Here are records with pictures in them. Copy all of them exactly and leave the pictures out.

**The data:**
┌──

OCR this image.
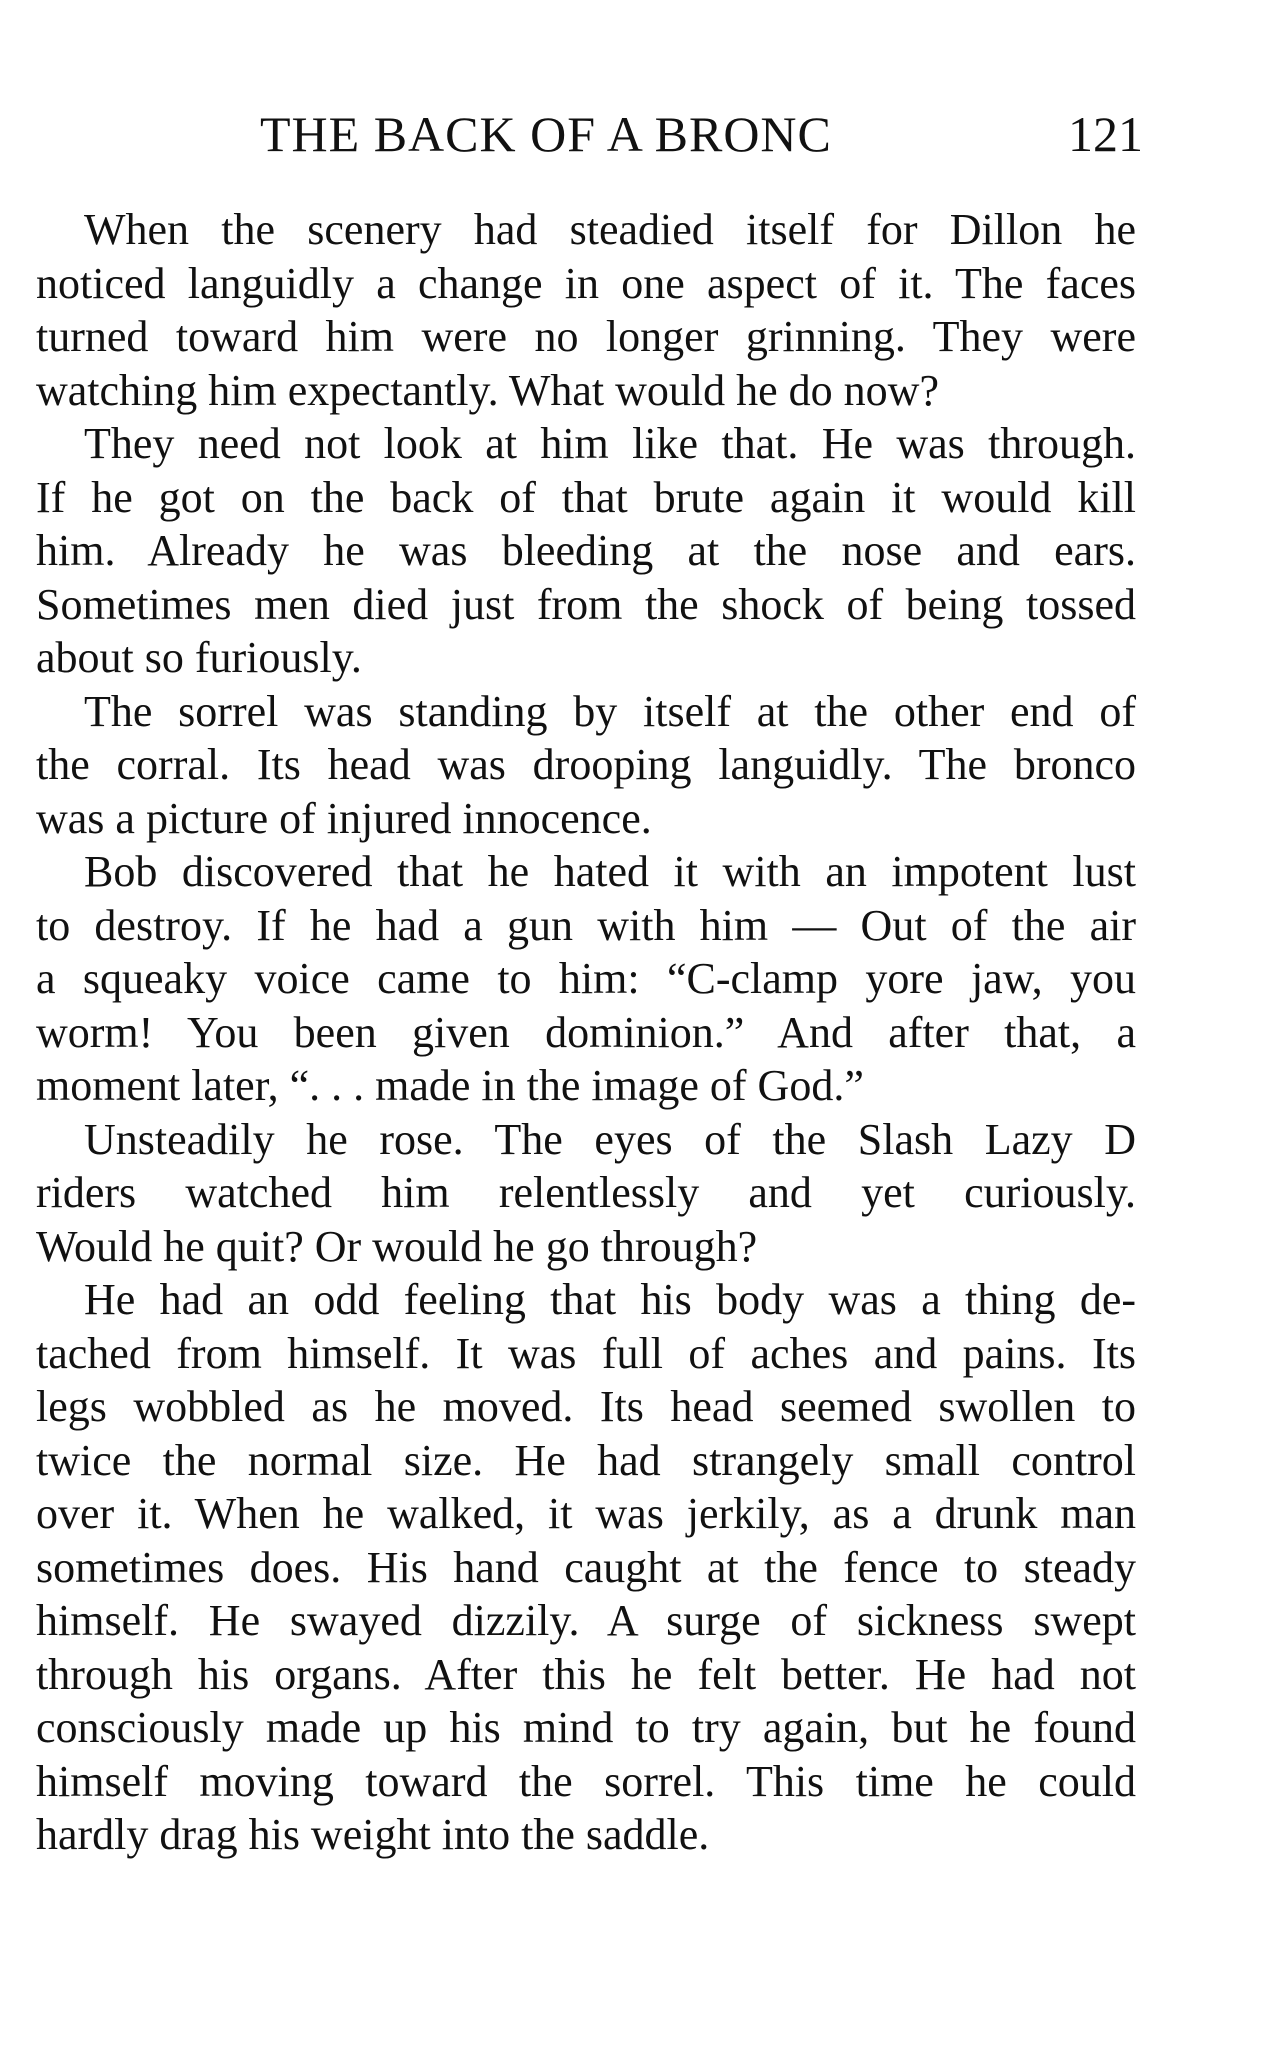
THE BACK OF A BRONC	121
When the scenery had steadied itself for Dillon he
noticed languidly a change in one aspect of it. The faces
turned toward him were no longer grinning. They were
watching him expectantly. What would he do now?
They need not look at him like that. He was through.
If he got on the back of that brute again it would kill
him. Already he was bleeding at the nose and ears.
Sometimes men died just from the shock of being tossed
about so furiously.
The sorrel was standing by itself at the other end of
the corral. Its head was drooping languidly. The bronco
was a picture of injured innocence.
Bob discovered that he hated it with an impotent lust
to destroy. If he had a gun with him — Out of the air
a squeaky voice came to him: “C-clamp yore jaw, you
worm! You been given dominion.” And after that, a
moment later, “. . . made in the image of God.”
Unsteadily he rose. The eyes of the Slash Lazy D
riders watched him relentlessly and yet curiously.
Would he quit? Or would he go through?
He had an odd feeling that his body was a thing de-
tached from himself. It was full of aches and pains. Its
legs wobbled as he moved. Its head seemed swollen to
twice the normal size. He had strangely small control
over it. When he walked, it was jerkily, as a drunk man
sometimes does. His hand caught at the fence to steady
himself. He swayed dizzily. A surge of sickness swept
through his organs. After this he felt better. He had not
consciously made up his mind to try again, but he found
himself moving toward the sorrel. This time he could
hardly drag his weight into the saddle.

└──

**The output:**
OCR this image.
THE BACK OF A BRONC	121
When the scenery had steadied itself for Dillon he
noticed languidly a change in one aspect of it. The faces
turned toward him were no longer grinning. They were
watching him expectantly. What would he do now?
They need not look at him like that. He was through.
If he got on the back of that brute again it would kill
him. Already he was bleeding at the nose and ears.
Sometimes men died just from the shock of being tossed
about so furiously.
The sorrel was standing by itself at the other end of
the corral. Its head was drooping languidly. The bronco
was a picture of injured innocence.
Bob discovered that he hated it with an impotent lust
to destroy. If he had a gun with him — Out of the air
a squeaky voice came to him: “C-clamp yore jaw, you
worm! You been given dominion.” And after that, a
moment later, “. . . made in the image of God.”
Unsteadily he rose. The eyes of the Slash Lazy D
riders watched him relentlessly and yet curiously.
Would he quit? Or would he go through?
He had an odd feeling that his body was a thing de-
tached from himself. It was full of aches and pains. Its
legs wobbled as he moved. Its head seemed swollen to
twice the normal size. He had strangely small control
over it. When he walked, it was jerkily, as a drunk man
sometimes does. His hand caught at the fence to steady
himself. He swayed dizzily. A surge of sickness swept
through his organs. After this he felt better. He had not
consciously made up his mind to try again, but he found
himself moving toward the sorrel. This time he could
hardly drag his weight into the saddle.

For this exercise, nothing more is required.